- **Exercise directions**:
Without including any pictures, write out all the entries exactly.
Begin
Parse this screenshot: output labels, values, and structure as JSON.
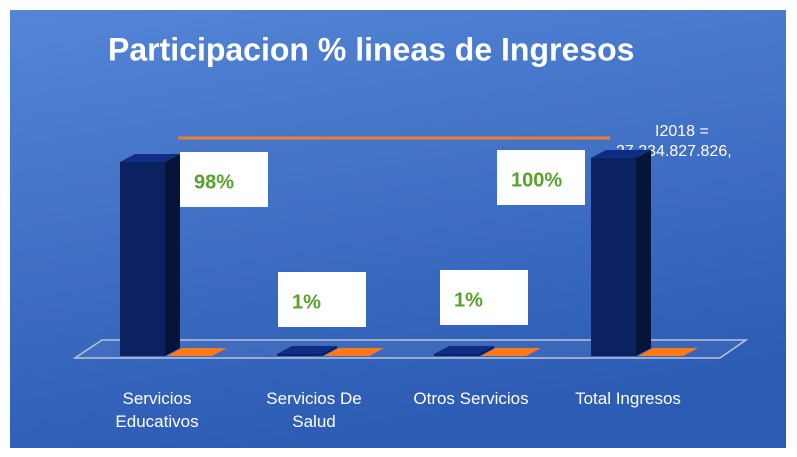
{
  "chart_data": {
    "type": "bar3d",
    "title": "Participacion % lineas de Ingresos",
    "categories": [
      "Servicios Educativos",
      "Servicios De Salud",
      "Otros Servicios",
      "Total Ingresos"
    ],
    "series": [
      {
        "color": "#0b2160",
        "values": [
          98,
          1,
          1,
          100
        ],
        "value_labels": [
          "98%",
          "1%",
          "1%",
          "100%"
        ]
      },
      {
        "color": "#c55a11",
        "values": [
          0,
          0,
          0,
          0
        ]
      },
      {
        "type": "line",
        "color": "#ed7d31",
        "values": [
          100,
          100,
          100,
          100
        ]
      }
    ],
    "annotation": [
      "I2018 =",
      "27.234.827.826,"
    ],
    "ylim": [
      0,
      100
    ]
  }
}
End
- **Expected answer**:
Parse this screenshot: output labels, values, and structure as JSON.
{
  "chart_data": {
    "type": "bar3d",
    "title": "Participacion % lineas de Ingresos",
    "categories": [
      "Servicios Educativos",
      "Servicios De Salud",
      "Otros Servicios",
      "Total Ingresos"
    ],
    "series": [
      {
        "color": "#0b2160",
        "values": [
          98,
          1,
          1,
          100
        ],
        "value_labels": [
          "98%",
          "1%",
          "1%",
          "100%"
        ]
      },
      {
        "color": "#c55a11",
        "values": [
          0,
          0,
          0,
          0
        ]
      },
      {
        "type": "line",
        "color": "#ed7d31",
        "values": [
          100,
          100,
          100,
          100
        ]
      }
    ],
    "annotation": [
      "I2018 =",
      "27.234.827.826,"
    ],
    "ylim": [
      0,
      100
    ]
  }
}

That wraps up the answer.